● **Stated problem**: What is the number of lines containing the string "другим"? Answer with the number only.

*** Information shown ***

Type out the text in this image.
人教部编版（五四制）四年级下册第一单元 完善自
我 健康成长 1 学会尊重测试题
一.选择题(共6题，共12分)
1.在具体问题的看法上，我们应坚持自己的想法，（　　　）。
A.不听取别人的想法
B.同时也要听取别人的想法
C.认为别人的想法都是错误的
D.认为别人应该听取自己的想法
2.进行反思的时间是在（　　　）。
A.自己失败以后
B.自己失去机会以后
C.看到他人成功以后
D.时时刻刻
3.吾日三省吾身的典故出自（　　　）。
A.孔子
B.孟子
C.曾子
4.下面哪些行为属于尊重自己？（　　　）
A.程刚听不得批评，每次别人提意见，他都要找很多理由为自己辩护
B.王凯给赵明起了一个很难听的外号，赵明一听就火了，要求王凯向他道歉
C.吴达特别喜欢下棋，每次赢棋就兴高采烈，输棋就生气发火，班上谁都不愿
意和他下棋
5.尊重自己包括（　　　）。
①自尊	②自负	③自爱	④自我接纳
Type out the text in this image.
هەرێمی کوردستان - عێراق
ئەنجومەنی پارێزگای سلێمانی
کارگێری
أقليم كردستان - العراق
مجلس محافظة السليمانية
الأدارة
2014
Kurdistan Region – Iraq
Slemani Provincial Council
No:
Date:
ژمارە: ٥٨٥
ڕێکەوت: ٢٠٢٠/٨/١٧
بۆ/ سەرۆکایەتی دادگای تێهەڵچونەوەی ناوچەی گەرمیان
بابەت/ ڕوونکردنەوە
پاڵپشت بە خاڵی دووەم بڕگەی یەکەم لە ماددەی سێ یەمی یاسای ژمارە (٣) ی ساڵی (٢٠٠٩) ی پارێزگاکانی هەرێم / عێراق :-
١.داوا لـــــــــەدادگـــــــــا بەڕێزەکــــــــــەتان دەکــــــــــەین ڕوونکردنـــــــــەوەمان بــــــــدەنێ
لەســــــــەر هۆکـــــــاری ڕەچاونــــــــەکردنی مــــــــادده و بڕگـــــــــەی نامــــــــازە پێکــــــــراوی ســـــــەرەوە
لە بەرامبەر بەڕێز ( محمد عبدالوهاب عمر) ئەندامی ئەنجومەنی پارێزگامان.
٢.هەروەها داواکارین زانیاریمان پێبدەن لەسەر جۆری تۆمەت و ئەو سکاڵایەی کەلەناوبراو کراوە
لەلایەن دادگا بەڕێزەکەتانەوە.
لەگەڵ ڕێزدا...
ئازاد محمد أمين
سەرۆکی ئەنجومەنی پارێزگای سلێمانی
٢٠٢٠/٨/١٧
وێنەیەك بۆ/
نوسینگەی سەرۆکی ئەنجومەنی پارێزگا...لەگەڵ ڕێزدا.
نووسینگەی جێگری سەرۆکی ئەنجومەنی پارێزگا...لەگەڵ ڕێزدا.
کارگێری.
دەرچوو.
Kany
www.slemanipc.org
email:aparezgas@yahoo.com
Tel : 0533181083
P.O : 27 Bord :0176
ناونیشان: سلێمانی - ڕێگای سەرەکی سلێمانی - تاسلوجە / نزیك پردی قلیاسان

***
*** Information shown ***

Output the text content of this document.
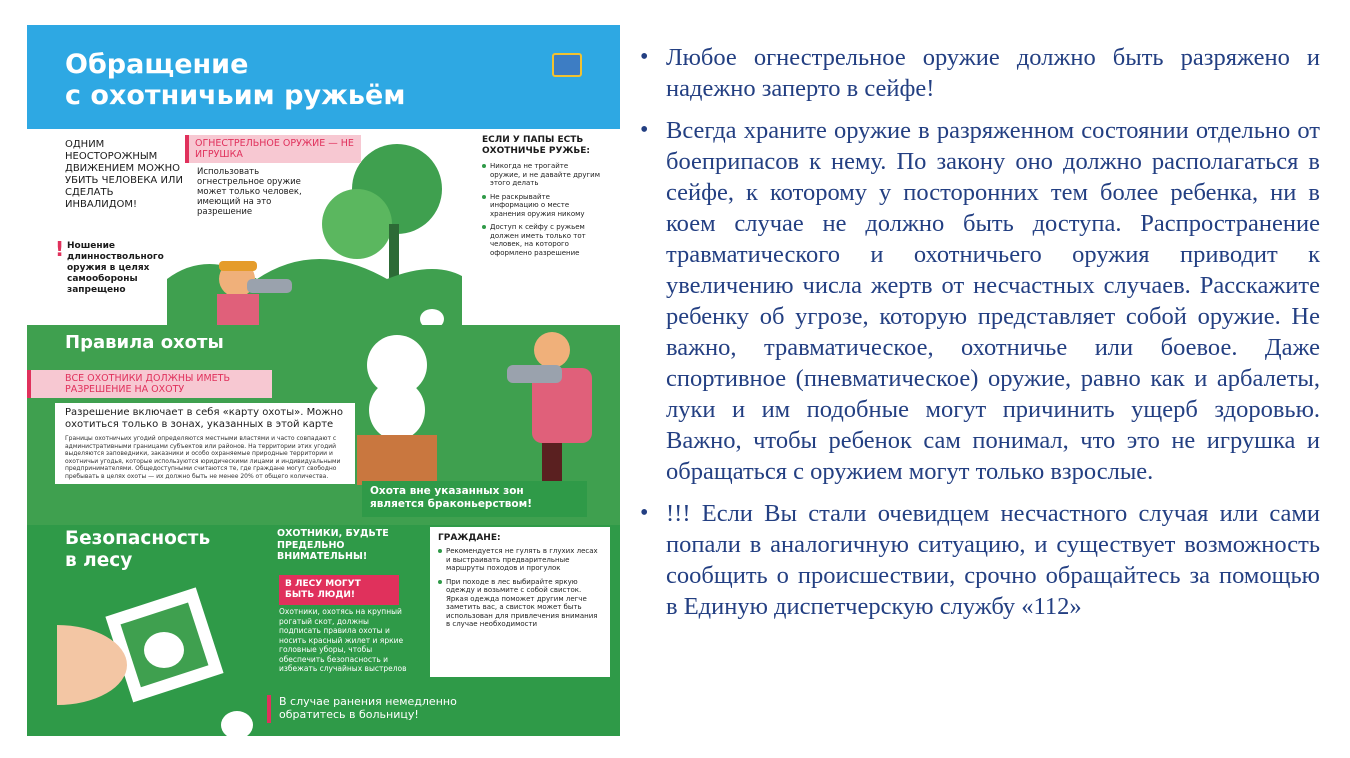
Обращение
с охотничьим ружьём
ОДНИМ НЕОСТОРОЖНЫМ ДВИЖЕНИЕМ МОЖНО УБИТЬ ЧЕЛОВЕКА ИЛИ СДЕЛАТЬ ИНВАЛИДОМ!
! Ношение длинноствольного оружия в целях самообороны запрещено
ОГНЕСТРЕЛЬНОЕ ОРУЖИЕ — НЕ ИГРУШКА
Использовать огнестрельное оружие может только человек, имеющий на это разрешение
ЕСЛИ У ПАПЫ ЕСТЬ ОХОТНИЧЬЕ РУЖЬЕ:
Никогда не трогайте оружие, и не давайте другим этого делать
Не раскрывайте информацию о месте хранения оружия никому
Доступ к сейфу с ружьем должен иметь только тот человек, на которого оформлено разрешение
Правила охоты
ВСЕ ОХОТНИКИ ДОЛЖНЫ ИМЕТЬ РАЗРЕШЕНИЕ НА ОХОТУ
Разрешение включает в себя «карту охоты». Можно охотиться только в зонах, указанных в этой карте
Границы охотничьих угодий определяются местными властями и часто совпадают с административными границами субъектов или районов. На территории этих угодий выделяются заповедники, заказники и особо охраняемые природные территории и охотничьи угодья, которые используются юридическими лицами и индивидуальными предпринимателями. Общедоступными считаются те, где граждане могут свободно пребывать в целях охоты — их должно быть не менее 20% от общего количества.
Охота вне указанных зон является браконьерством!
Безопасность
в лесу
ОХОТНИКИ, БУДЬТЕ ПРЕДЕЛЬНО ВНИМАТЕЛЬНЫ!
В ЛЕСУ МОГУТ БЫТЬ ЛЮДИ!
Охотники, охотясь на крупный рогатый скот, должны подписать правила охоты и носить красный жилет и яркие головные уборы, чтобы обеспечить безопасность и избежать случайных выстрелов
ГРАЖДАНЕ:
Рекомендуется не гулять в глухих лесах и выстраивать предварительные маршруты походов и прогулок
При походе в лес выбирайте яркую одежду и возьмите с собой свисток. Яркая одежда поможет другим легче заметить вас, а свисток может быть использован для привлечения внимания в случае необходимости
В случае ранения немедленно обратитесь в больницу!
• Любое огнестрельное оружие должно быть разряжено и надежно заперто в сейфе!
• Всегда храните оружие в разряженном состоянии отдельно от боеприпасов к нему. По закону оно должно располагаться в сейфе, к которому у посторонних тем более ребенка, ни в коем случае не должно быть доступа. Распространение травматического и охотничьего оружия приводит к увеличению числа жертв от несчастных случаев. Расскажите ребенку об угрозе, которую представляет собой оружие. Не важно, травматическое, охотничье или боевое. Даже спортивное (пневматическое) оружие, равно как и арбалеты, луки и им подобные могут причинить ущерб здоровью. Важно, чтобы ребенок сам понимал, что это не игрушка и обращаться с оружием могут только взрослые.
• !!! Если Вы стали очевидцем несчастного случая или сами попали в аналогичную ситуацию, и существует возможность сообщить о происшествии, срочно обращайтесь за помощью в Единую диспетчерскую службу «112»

***

● **Written response**: 2